What is asked —
Below is a block of records: output all of them exactly and leave out the pictures.

Given records —
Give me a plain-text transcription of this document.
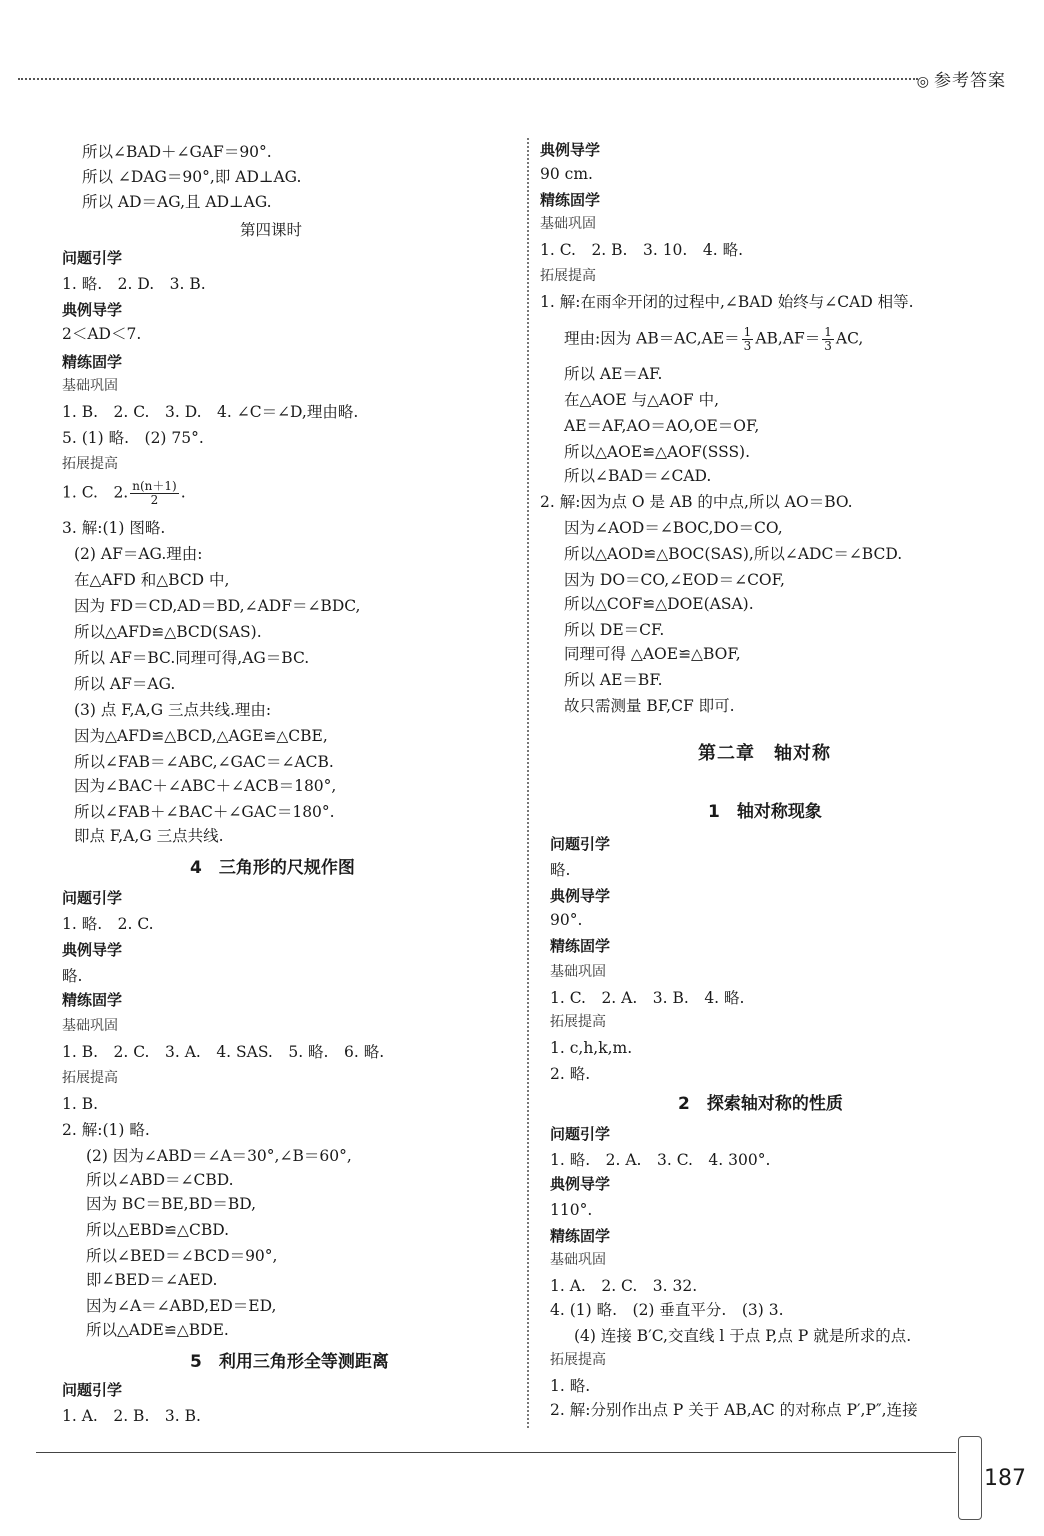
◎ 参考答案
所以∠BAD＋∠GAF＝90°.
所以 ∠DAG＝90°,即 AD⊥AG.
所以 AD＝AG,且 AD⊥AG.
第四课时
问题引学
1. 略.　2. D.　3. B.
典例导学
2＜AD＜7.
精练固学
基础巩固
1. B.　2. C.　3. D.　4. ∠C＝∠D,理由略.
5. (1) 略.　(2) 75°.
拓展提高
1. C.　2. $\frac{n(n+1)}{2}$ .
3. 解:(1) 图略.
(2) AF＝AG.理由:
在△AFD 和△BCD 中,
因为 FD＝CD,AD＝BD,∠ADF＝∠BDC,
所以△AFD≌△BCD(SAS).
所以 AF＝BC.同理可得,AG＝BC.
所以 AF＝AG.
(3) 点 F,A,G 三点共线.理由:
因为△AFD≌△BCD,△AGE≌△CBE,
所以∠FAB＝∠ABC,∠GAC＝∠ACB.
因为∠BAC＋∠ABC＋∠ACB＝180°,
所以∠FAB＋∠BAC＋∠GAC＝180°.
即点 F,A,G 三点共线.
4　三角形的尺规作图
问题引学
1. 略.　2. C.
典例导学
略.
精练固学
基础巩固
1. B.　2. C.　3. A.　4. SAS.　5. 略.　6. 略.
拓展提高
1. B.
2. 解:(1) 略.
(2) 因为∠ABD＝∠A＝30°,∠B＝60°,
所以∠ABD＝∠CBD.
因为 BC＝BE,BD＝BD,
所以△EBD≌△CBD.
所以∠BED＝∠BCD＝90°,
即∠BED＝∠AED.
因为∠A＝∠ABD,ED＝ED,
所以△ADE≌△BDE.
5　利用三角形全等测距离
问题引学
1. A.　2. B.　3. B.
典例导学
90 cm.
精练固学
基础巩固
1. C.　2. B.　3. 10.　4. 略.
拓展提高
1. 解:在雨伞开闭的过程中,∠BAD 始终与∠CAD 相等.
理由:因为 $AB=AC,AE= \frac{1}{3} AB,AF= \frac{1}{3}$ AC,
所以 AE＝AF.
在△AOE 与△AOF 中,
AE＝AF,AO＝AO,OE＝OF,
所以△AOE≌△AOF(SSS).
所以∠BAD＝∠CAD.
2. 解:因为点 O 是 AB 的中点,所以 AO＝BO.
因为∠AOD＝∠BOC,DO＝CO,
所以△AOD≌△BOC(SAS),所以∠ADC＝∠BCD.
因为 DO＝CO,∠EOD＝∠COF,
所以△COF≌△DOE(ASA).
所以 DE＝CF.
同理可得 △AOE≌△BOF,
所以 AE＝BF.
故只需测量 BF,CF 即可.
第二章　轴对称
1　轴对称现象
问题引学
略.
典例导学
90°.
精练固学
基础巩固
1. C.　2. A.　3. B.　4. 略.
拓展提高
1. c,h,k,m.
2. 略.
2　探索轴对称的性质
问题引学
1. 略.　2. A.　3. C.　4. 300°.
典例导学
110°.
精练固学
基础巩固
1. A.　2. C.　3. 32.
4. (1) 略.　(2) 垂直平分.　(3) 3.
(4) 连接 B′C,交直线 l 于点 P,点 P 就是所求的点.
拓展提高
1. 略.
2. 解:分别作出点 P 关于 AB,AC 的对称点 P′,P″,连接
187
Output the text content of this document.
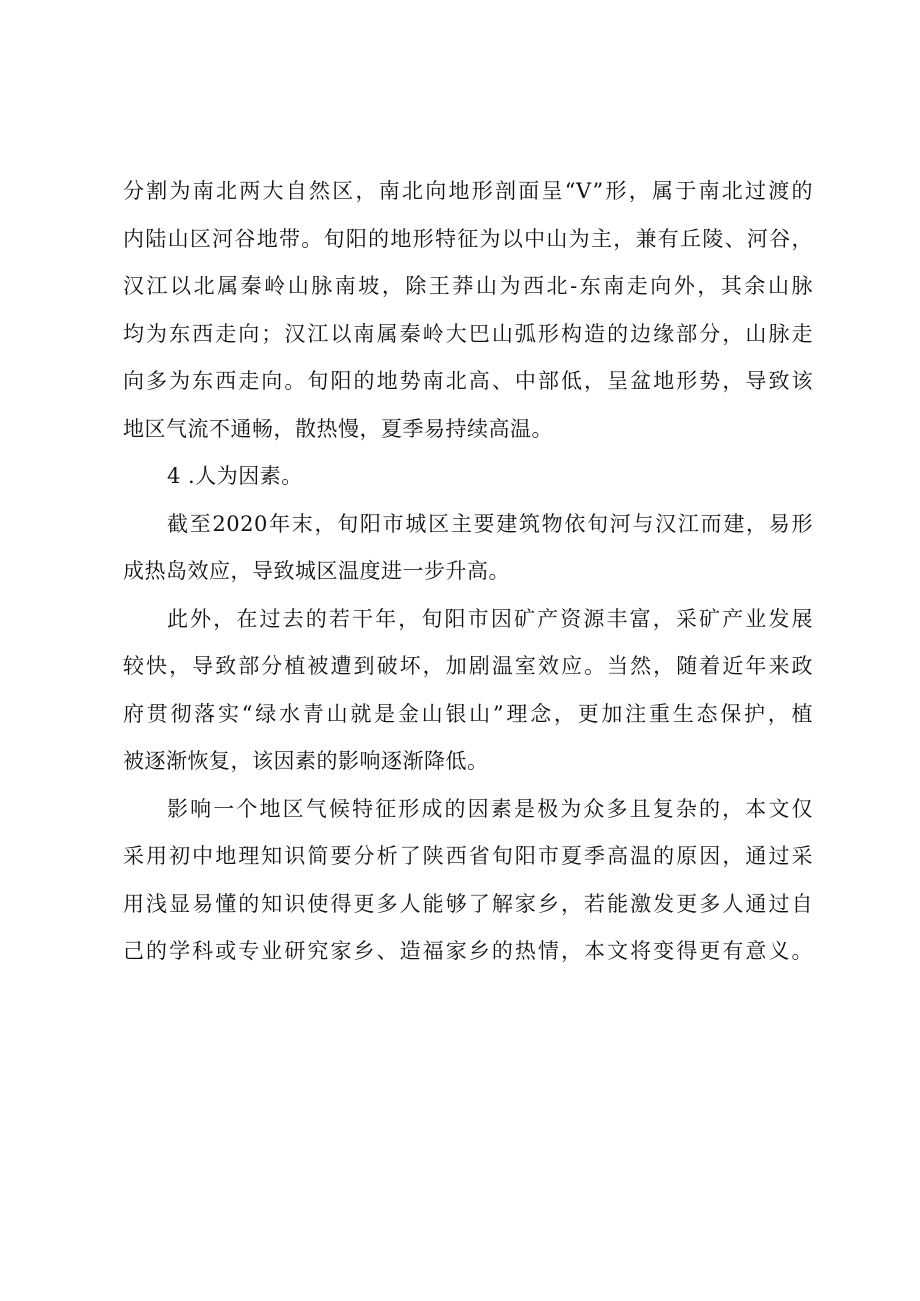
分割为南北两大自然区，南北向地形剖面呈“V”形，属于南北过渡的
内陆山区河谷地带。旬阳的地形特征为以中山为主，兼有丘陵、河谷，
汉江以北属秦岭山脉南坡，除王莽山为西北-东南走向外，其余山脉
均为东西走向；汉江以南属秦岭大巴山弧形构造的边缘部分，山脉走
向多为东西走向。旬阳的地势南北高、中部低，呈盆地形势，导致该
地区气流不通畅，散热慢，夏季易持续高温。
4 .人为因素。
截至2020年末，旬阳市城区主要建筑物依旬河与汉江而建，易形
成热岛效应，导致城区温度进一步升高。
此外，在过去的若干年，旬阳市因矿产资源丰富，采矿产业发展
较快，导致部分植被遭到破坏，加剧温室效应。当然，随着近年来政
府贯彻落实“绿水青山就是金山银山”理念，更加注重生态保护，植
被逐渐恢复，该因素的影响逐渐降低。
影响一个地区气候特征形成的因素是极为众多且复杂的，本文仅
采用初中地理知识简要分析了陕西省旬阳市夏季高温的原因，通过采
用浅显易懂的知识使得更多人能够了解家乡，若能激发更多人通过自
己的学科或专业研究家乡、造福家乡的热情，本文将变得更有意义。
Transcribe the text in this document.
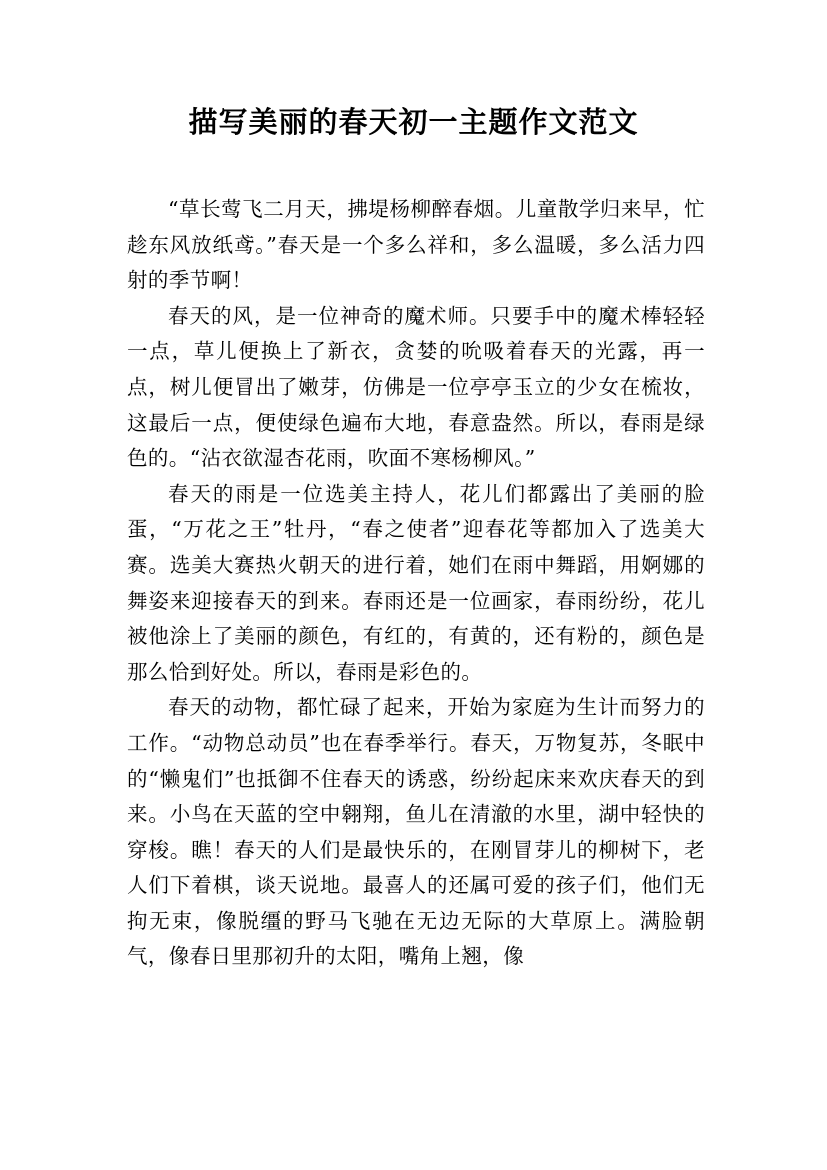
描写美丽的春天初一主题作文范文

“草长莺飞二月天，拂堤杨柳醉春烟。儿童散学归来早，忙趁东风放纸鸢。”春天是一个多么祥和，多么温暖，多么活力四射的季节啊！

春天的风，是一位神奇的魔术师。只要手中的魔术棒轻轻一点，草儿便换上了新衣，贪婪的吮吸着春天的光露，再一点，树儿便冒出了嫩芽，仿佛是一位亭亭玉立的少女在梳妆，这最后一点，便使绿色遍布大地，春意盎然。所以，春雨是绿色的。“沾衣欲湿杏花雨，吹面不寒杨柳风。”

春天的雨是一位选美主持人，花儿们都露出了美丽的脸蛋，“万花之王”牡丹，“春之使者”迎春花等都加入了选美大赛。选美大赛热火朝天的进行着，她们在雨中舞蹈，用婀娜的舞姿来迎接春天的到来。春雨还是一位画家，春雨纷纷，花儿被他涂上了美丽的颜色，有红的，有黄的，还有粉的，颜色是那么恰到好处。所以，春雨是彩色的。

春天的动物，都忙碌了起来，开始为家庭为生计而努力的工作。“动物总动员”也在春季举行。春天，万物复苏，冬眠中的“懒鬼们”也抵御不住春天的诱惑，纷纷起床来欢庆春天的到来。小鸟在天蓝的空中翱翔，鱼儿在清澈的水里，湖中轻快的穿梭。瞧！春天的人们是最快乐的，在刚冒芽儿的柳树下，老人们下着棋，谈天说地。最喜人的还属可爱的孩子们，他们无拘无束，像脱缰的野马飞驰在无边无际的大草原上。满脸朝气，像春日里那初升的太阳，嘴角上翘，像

Written solution —
Give me a plain-text transcription of this document.
◎ 参考答案
所以∠BAD＋∠GAF＝90°.
所以 ∠DAG＝90°,即 AD⊥AG.
所以 AD＝AG,且 AD⊥AG.
第四课时
问题引学
1. 略.　2. D.　3. B.
典例导学
2＜AD＜7.
精练固学
基础巩固
1. B.　2. C.　3. D.　4. ∠C＝∠D,理由略.
5. (1) 略.　(2) 75°.
拓展提高
1. C.　2. $\frac{n(n+1)}{2}$ .
3. 解:(1) 图略.
(2) AF＝AG.理由:
在△AFD 和△BCD 中,
因为 FD＝CD,AD＝BD,∠ADF＝∠BDC,
所以△AFD≌△BCD(SAS).
所以 AF＝BC.同理可得,AG＝BC.
所以 AF＝AG.
(3) 点 F,A,G 三点共线.理由:
因为△AFD≌△BCD,△AGE≌△CBE,
所以∠FAB＝∠ABC,∠GAC＝∠ACB.
因为∠BAC＋∠ABC＋∠ACB＝180°,
所以∠FAB＋∠BAC＋∠GAC＝180°.
即点 F,A,G 三点共线.
4　三角形的尺规作图
问题引学
1. 略.　2. C.
典例导学
略.
精练固学
基础巩固
1. B.　2. C.　3. A.　4. SAS.　5. 略.　6. 略.
拓展提高
1. B.
2. 解:(1) 略.
(2) 因为∠ABD＝∠A＝30°,∠B＝60°,
所以∠ABD＝∠CBD.
因为 BC＝BE,BD＝BD,
所以△EBD≌△CBD.
所以∠BED＝∠BCD＝90°,
即∠BED＝∠AED.
因为∠A＝∠ABD,ED＝ED,
所以△ADE≌△BDE.
5　利用三角形全等测距离
问题引学
1. A.　2. B.　3. B.
典例导学
90 cm.
精练固学
基础巩固
1. C.　2. B.　3. 10.　4. 略.
拓展提高
1. 解:在雨伞开闭的过程中,∠BAD 始终与∠CAD 相等.
理由:因为 $AB=AC,AE= \frac{1}{3} AB,AF= \frac{1}{3}$ AC,
所以 AE＝AF.
在△AOE 与△AOF 中,
AE＝AF,AO＝AO,OE＝OF,
所以△AOE≌△AOF(SSS).
所以∠BAD＝∠CAD.
2. 解:因为点 O 是 AB 的中点,所以 AO＝BO.
因为∠AOD＝∠BOC,DO＝CO,
所以△AOD≌△BOC(SAS),所以∠ADC＝∠BCD.
因为 DO＝CO,∠EOD＝∠COF,
所以△COF≌△DOE(ASA).
所以 DE＝CF.
同理可得 △AOE≌△BOF,
所以 AE＝BF.
故只需测量 BF,CF 即可.
第二章　轴对称
1　轴对称现象
问题引学
略.
典例导学
90°.
精练固学
基础巩固
1. C.　2. A.　3. B.　4. 略.
拓展提高
1. c,h,k,m.
2. 略.
2　探索轴对称的性质
问题引学
1. 略.　2. A.　3. C.　4. 300°.
典例导学
110°.
精练固学
基础巩固
1. A.　2. C.　3. 32.
4. (1) 略.　(2) 垂直平分.　(3) 3.
(4) 连接 B′C,交直线 l 于点 P,点 P 就是所求的点.
拓展提高
1. 略.
2. 解:分别作出点 P 关于 AB,AC 的对称点 P′,P″,连接
187
Output the text content of this document.
分割为南北两大自然区，南北向地形剖面呈“V”形，属于南北过渡的
内陆山区河谷地带。旬阳的地形特征为以中山为主，兼有丘陵、河谷，
汉江以北属秦岭山脉南坡，除王莽山为西北-东南走向外，其余山脉
均为东西走向；汉江以南属秦岭大巴山弧形构造的边缘部分，山脉走
向多为东西走向。旬阳的地势南北高、中部低，呈盆地形势，导致该
地区气流不通畅，散热慢，夏季易持续高温。
4 .人为因素。
截至2020年末，旬阳市城区主要建筑物依旬河与汉江而建，易形
成热岛效应，导致城区温度进一步升高。
此外，在过去的若干年，旬阳市因矿产资源丰富，采矿产业发展
较快，导致部分植被遭到破坏，加剧温室效应。当然，随着近年来政
府贯彻落实“绿水青山就是金山银山”理念，更加注重生态保护，植
被逐渐恢复，该因素的影响逐渐降低。
影响一个地区气候特征形成的因素是极为众多且复杂的，本文仅
采用初中地理知识简要分析了陕西省旬阳市夏季高温的原因，通过采
用浅显易懂的知识使得更多人能够了解家乡，若能激发更多人通过自
己的学科或专业研究家乡、造福家乡的热情，本文将变得更有意义。
Transcribe the text in this document.
描写美丽的春天初一主题作文范文

“草长莺飞二月天，拂堤杨柳醉春烟。儿童散学归来早，忙趁东风放纸鸢。”春天是一个多么祥和，多么温暖，多么活力四射的季节啊！

春天的风，是一位神奇的魔术师。只要手中的魔术棒轻轻一点，草儿便换上了新衣，贪婪的吮吸着春天的光露，再一点，树儿便冒出了嫩芽，仿佛是一位亭亭玉立的少女在梳妆，这最后一点，便使绿色遍布大地，春意盎然。所以，春雨是绿色的。“沾衣欲湿杏花雨，吹面不寒杨柳风。”

春天的雨是一位选美主持人，花儿们都露出了美丽的脸蛋，“万花之王”牡丹，“春之使者”迎春花等都加入了选美大赛。选美大赛热火朝天的进行着，她们在雨中舞蹈，用婀娜的舞姿来迎接春天的到来。春雨还是一位画家，春雨纷纷，花儿被他涂上了美丽的颜色，有红的，有黄的，还有粉的，颜色是那么恰到好处。所以，春雨是彩色的。

春天的动物，都忙碌了起来，开始为家庭为生计而努力的工作。“动物总动员”也在春季举行。春天，万物复苏，冬眠中的“懒鬼们”也抵御不住春天的诱惑，纷纷起床来欢庆春天的到来。小鸟在天蓝的空中翱翔，鱼儿在清澈的水里，湖中轻快的穿梭。瞧！春天的人们是最快乐的，在刚冒芽儿的柳树下，老人们下着棋，谈天说地。最喜人的还属可爱的孩子们，他们无拘无束，像脱缰的野马飞驰在无边无际的大草原上。满脸朝气，像春日里那初升的太阳，嘴角上翘，像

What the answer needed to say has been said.